▸ To do
Reply with one number: the count of lines in the records below that hold "вложений".
Start of Records shown
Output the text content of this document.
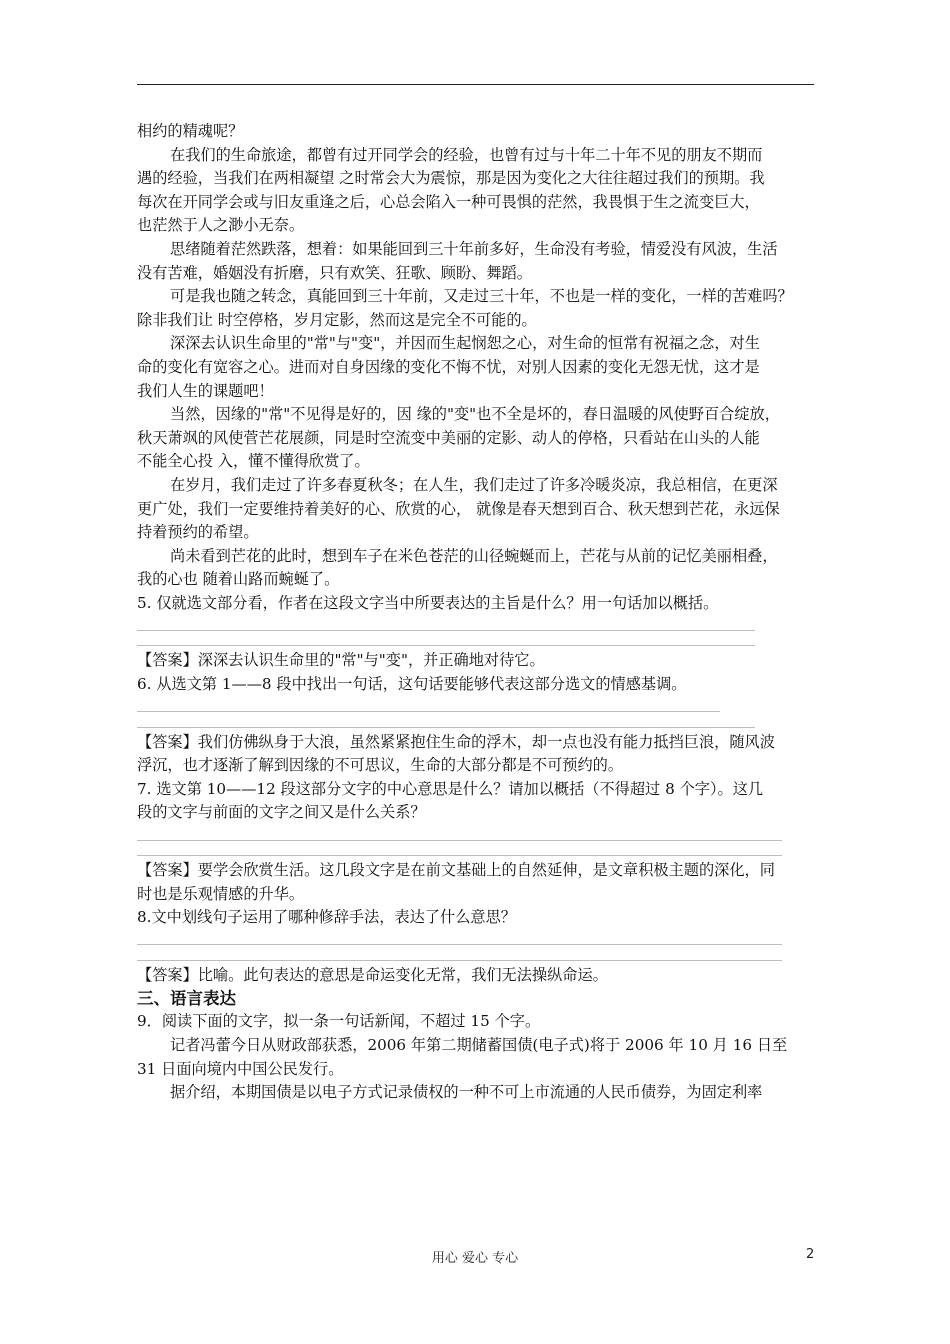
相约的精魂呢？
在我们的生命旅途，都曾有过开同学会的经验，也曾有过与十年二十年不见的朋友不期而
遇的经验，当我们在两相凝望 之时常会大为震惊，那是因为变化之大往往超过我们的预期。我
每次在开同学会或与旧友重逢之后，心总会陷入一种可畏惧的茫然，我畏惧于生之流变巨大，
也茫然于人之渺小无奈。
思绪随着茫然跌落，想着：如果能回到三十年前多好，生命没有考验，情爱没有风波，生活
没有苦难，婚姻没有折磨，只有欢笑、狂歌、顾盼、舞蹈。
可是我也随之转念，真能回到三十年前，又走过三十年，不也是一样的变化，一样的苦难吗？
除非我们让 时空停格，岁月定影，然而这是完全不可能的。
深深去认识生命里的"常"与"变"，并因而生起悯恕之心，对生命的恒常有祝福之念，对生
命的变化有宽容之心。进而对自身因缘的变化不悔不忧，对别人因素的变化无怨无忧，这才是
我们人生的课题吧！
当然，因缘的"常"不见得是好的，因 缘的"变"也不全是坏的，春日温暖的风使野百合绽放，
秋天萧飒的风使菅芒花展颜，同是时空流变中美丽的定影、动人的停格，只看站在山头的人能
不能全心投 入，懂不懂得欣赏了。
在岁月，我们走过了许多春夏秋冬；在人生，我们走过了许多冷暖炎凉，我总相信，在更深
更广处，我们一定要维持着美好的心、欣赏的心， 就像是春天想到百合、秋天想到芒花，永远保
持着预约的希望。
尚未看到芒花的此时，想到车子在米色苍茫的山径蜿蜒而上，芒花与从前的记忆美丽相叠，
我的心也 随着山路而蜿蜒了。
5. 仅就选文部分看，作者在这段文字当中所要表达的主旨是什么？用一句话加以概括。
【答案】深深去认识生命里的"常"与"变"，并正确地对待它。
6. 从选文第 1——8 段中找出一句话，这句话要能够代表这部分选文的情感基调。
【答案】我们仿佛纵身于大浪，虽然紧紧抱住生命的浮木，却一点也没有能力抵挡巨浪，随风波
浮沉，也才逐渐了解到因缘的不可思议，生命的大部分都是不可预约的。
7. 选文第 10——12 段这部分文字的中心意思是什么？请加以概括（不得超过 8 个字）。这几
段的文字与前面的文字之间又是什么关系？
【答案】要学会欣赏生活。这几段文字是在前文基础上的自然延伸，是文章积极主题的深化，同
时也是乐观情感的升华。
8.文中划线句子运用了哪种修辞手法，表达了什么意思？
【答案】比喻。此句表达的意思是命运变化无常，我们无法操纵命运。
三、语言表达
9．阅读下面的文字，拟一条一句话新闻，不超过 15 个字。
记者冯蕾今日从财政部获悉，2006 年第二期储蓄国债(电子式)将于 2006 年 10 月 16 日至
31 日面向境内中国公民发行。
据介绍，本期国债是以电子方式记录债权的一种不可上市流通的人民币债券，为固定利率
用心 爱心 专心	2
End of Records shown
Start of Records shown
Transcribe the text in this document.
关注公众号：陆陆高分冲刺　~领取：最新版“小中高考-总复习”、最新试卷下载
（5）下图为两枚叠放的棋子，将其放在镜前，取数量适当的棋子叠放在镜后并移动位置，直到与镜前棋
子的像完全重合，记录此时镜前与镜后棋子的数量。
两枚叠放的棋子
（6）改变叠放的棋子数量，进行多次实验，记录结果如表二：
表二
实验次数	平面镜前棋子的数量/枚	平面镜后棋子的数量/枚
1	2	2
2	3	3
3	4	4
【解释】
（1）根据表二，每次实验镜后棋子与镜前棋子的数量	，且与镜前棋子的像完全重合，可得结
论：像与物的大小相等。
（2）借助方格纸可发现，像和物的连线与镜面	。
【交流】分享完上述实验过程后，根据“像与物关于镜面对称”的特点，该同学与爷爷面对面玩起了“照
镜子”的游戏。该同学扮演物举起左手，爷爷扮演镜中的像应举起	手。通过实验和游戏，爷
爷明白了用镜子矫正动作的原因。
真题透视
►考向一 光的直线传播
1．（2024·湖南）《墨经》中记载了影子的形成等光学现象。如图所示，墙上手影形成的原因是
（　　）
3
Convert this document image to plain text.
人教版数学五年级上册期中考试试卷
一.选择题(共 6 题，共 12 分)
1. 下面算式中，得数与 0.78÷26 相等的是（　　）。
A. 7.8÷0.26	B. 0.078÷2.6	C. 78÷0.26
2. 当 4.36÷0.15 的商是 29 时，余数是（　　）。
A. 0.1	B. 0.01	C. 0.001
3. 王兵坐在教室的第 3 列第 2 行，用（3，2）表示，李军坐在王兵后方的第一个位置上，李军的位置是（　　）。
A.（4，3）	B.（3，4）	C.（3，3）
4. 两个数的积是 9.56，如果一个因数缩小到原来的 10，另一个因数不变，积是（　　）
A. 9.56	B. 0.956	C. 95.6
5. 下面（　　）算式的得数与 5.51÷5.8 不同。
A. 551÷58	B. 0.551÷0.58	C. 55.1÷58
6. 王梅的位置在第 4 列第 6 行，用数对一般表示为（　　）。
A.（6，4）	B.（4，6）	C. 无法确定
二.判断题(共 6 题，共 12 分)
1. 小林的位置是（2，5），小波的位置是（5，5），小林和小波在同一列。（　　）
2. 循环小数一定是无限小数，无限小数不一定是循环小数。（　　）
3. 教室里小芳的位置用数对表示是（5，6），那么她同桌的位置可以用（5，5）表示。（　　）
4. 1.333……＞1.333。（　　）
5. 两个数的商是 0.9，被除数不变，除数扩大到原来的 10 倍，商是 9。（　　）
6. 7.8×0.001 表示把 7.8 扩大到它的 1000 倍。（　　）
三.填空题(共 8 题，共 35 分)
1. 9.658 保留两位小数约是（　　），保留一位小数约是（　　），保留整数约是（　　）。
End of Records shown
Start of Records shown
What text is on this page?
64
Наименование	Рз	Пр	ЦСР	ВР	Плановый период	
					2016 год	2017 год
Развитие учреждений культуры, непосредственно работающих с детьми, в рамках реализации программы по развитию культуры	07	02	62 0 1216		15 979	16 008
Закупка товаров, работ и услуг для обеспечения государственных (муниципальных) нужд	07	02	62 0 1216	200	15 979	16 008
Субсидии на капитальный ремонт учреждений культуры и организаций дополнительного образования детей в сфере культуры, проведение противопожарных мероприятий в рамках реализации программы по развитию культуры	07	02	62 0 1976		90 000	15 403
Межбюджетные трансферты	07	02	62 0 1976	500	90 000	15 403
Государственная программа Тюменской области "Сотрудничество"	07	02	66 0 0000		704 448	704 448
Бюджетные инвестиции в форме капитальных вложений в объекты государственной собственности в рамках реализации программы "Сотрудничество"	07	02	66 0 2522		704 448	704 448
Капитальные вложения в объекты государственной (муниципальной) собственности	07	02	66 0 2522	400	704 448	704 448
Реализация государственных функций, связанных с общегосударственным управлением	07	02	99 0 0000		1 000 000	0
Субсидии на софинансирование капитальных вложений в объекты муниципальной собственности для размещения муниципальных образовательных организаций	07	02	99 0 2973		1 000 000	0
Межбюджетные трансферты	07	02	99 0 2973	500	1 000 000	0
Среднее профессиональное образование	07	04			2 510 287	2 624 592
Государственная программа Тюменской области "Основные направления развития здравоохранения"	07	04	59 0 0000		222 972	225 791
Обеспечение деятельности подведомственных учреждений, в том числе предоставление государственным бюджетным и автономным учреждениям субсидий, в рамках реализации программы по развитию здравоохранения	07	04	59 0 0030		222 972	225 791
End of Records shown
▸ The answer
2